REQUIREMENTS:
**a.** Please reproduce the passage of the article on NATO expansion that opens with the words containing "In the eyes" and closes with "of this objective.".
**b.** In the article on NATO expansion, who is named as pursuing a rational and pragmatic policy toward that expansion?

By Anna Matveeva
A year ago, Thomas Friedman published an article on NATO expansion in the International Herald Tribune, entitled “Ten Reasons Why Chile Should Be Part of NATO.” (1) Among the reasons suggested were that Chile is a very long country; that it is famous for one of the most vicious generals in the 20th century history, etc.
In a very light form, this article was making a very serious point — the Alliance was expanding for reasons not entirely clear even to itself, let alone to those who were left out of the road to the brave new world.
In the eyes of the Russian establishment, a huge military machine of formidable capabilities and vague intentions was moving closer to its borders — how could this not lead to a sensation of vulnerability? As a result, the whole body politic in Russia has had to readjust to meet the new challenge.
The role the international dimension plays in shaping domestic politics is a fascinating subject. (2) The single most important development in foreign policy to produce implications for internal Russian life was NATO’s eastward expansion. Since the break-up of the USSR, one of the stated goals of US foreign policy was to bring about a democratic, liberal and market-oriented Russia.
Let us examine the extent to which present and future NATO expansion has facilitated the achievement of this objective.
The Russian leadership, and above all, Foreign Minister Yevgeny Primakov, is pursuing a rational and pragmatic policy toward NATO expansion. Russia is still officially opposed to it, but has engaged in the discussion and negotiation process, in order to be able to influence the establishment of the new rules of the game, minimize the damage and preclude further international isolation.
Some argue in this connection that the Alliance got off easily. Russia entered into cooperation with NATO — at first through the Partnership for Peace program — and subsequently, an important compromise, the Russia – NATO Founding Act, was reached. They contend that no negative developments followed when Russia’s bluff was called — there were no arms control violations or new military deployments, as the Russian nationalists had threatened would happen.

DATASET EXTRACT:
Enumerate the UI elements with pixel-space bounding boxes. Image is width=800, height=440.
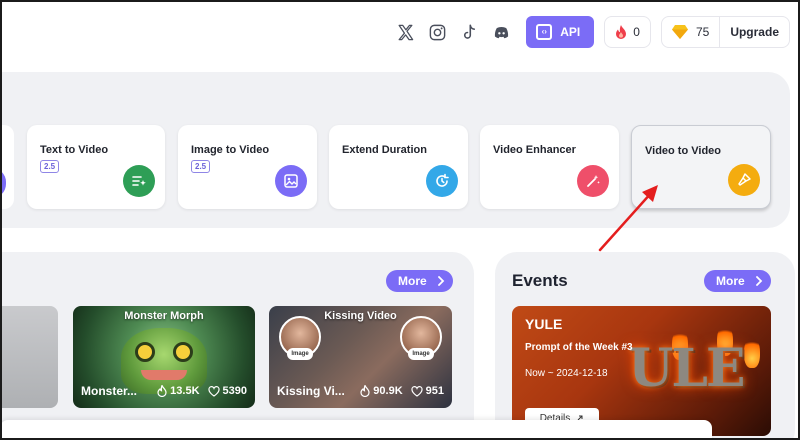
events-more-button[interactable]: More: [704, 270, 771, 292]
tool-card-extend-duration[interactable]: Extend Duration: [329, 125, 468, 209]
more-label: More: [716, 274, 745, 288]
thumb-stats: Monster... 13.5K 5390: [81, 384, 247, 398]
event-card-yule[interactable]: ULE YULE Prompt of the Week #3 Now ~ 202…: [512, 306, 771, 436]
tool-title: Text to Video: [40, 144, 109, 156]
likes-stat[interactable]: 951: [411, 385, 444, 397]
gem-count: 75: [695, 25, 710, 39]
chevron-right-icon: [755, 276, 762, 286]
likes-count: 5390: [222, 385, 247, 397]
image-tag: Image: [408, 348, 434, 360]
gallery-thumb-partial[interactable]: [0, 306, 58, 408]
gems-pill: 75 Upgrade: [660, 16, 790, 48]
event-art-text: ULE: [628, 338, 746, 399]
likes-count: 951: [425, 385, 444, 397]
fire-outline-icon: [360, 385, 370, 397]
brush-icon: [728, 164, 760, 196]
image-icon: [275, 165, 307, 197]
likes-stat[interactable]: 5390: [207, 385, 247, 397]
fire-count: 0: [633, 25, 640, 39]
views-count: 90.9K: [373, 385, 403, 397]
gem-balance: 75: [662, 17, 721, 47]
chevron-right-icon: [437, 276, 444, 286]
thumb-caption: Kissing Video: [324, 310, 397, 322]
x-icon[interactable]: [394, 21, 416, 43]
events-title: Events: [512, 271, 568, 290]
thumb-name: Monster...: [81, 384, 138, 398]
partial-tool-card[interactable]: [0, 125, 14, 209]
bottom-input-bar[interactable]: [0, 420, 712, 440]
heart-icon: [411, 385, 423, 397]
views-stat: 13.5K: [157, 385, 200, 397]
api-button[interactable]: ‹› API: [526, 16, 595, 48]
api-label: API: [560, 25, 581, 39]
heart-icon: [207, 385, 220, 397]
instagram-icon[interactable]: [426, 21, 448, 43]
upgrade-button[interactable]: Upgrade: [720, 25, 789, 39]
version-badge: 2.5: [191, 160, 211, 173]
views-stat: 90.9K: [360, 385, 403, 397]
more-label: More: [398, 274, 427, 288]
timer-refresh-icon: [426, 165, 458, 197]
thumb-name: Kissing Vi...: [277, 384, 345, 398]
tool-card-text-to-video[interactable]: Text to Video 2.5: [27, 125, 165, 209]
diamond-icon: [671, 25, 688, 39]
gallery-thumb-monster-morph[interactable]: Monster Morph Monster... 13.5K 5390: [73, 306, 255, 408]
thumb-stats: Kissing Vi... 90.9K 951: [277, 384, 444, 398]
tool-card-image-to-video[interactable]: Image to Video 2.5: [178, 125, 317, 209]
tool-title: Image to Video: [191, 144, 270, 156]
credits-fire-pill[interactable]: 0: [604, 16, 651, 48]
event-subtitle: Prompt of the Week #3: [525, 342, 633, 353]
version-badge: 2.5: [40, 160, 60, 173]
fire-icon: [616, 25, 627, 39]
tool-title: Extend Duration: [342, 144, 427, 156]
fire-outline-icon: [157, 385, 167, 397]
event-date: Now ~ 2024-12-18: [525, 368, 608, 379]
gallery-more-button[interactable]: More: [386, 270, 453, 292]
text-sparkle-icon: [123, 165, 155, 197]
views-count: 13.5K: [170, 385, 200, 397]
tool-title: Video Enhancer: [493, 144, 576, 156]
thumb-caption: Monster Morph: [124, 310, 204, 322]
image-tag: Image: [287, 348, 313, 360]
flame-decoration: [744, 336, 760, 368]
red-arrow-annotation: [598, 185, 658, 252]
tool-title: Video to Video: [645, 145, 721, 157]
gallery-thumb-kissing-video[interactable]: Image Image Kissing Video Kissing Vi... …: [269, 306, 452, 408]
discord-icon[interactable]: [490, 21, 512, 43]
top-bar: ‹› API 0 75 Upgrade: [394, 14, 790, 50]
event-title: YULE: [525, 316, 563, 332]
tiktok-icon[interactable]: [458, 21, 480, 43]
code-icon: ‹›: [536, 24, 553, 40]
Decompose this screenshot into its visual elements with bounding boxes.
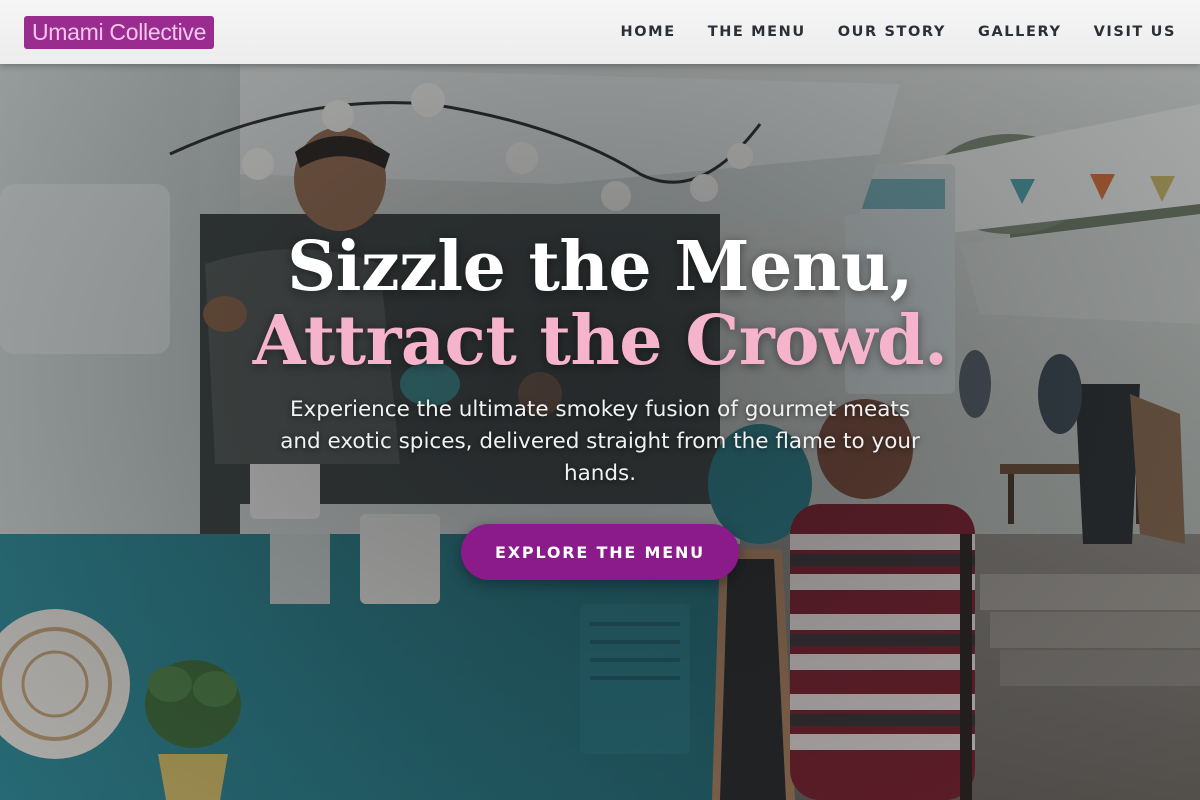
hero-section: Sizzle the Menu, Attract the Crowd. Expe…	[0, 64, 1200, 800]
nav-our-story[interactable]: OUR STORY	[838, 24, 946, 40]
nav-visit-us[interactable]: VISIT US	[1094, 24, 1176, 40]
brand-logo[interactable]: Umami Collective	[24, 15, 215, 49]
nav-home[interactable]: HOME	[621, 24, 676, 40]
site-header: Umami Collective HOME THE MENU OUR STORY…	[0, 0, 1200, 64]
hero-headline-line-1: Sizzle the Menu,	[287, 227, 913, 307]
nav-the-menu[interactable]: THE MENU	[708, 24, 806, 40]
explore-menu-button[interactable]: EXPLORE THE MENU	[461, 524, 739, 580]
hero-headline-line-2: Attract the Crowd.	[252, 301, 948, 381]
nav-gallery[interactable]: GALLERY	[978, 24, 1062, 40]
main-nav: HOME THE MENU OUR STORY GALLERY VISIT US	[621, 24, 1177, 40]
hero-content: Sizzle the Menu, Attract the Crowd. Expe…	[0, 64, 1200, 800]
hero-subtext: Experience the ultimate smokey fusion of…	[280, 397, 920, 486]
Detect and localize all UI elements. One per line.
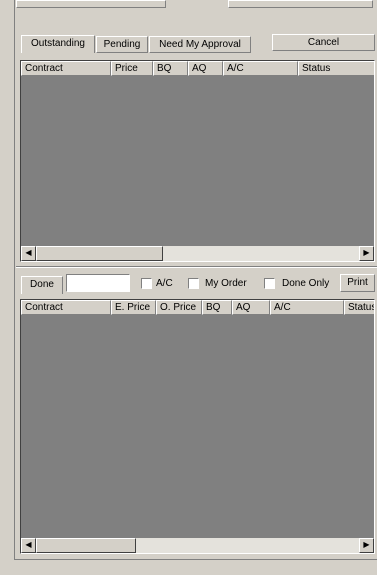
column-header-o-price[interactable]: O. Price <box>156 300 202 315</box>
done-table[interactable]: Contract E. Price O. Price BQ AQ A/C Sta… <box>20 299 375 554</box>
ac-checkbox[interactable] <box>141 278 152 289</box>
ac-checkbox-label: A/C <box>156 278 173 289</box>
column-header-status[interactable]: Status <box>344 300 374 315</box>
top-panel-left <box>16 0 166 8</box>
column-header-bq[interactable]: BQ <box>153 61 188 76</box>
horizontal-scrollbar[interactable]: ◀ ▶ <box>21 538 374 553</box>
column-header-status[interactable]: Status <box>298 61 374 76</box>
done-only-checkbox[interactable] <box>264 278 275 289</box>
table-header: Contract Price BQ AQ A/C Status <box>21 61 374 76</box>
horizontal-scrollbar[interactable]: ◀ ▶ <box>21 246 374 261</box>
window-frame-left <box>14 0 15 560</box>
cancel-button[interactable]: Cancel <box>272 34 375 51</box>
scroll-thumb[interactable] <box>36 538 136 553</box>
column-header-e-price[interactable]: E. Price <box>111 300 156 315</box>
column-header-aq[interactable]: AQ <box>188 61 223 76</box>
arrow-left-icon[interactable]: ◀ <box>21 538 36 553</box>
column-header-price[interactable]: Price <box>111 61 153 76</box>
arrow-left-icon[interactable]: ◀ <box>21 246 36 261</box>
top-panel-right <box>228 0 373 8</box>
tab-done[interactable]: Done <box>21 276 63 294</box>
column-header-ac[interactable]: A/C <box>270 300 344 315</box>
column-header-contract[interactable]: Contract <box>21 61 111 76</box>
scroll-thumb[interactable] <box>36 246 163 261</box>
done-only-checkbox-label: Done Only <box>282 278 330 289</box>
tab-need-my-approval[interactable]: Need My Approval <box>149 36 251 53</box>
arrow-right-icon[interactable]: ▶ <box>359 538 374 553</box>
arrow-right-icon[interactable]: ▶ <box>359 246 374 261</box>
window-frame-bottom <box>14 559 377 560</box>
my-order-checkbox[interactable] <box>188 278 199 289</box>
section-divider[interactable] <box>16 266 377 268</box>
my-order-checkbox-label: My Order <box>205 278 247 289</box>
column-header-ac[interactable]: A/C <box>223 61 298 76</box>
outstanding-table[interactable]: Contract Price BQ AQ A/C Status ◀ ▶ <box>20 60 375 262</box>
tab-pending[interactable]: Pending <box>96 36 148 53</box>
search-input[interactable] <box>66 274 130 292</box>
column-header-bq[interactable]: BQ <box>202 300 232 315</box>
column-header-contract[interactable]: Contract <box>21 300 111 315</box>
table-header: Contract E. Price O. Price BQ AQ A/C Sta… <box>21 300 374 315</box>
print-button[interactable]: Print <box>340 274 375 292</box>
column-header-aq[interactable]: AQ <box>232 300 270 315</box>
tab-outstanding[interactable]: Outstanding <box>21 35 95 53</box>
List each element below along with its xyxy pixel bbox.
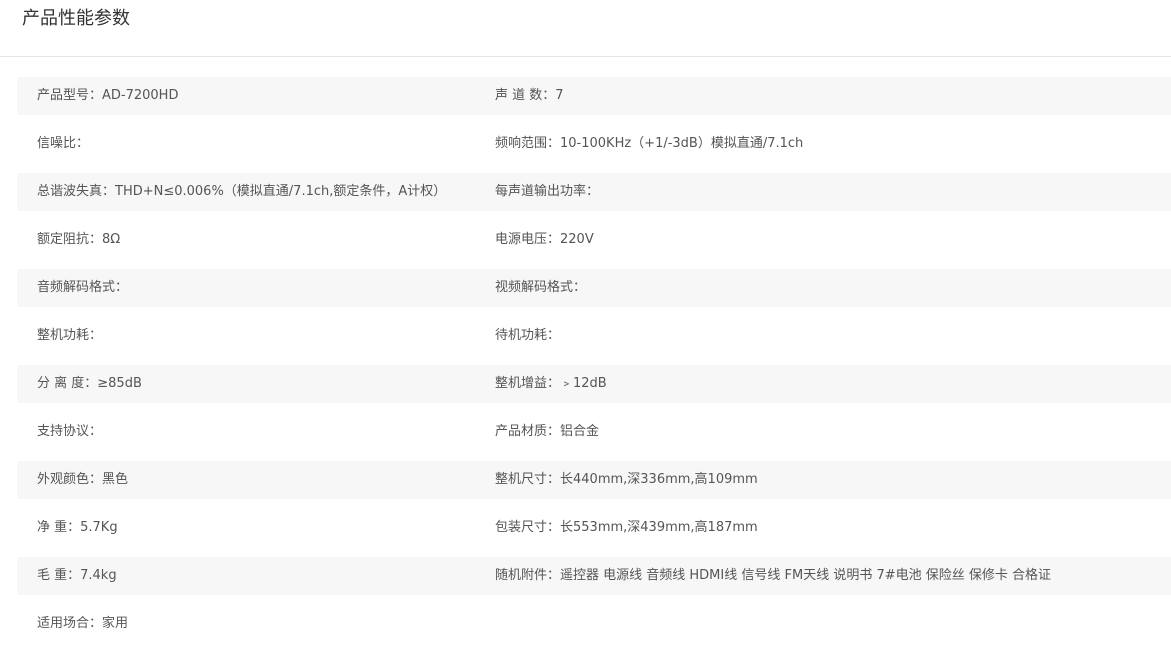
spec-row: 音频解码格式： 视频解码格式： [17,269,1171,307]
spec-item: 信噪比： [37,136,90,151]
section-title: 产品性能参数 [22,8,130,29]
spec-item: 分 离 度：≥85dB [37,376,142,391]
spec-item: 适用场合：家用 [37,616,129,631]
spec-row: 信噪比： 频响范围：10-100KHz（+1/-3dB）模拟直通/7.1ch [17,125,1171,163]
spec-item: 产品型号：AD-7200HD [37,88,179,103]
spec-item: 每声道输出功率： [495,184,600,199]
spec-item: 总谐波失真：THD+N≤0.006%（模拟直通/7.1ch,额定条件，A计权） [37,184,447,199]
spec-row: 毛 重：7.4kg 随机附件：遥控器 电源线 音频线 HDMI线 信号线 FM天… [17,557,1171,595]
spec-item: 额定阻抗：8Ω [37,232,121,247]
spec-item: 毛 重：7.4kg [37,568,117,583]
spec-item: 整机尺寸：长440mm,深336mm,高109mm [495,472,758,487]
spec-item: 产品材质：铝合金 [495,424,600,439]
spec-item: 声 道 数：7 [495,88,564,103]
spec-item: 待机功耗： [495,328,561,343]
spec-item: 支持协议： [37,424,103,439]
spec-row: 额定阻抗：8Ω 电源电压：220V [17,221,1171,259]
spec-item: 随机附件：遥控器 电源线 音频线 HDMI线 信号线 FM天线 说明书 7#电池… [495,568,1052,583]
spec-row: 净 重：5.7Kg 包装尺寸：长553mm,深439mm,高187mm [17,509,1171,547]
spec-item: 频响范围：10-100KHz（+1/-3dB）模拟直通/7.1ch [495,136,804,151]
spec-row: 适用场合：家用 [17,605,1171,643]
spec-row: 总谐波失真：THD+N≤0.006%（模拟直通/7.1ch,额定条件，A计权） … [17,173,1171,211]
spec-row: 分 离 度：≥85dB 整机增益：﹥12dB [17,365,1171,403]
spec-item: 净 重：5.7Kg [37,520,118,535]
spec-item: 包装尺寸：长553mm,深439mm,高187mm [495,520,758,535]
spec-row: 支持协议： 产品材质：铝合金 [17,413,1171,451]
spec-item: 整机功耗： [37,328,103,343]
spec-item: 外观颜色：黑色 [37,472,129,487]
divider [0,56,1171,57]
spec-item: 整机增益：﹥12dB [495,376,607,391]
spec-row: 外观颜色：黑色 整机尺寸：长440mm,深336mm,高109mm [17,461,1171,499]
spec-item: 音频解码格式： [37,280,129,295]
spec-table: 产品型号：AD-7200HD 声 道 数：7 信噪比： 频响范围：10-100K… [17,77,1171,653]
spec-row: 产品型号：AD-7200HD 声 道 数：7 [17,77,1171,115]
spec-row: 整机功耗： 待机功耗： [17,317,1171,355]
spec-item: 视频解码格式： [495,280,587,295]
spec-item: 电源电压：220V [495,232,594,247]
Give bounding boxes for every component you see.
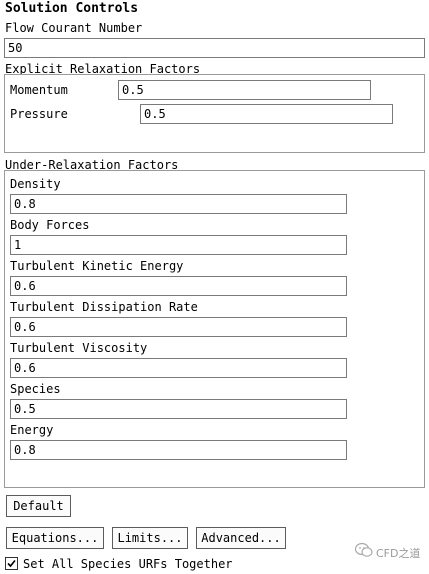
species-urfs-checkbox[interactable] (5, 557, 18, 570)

THE RESULTS:
**a.**
In the eyes of the Russian establishment, a huge military machine of formidable capabilities and vague intentions was moving closer to its borders — how could this not lead to a sensation of vulnerability? As a result, the whole body politic in Russia has had to readjust to meet the new challenge.
The role the international dimension plays in shaping domestic politics is a fascinating subject. (2) The single most important development in foreign policy to produce implications for internal Russian life was NATO’s eastward expansion. Since the break-up of the USSR, one of the stated goals of US foreign policy was to bring about a democratic, liberal and market-oriented Russia.
Let us examine the extent to which present and future NATO expansion has facilitated the achievement of this objective.

**b.** Foreign Minister Yevgeny Primakov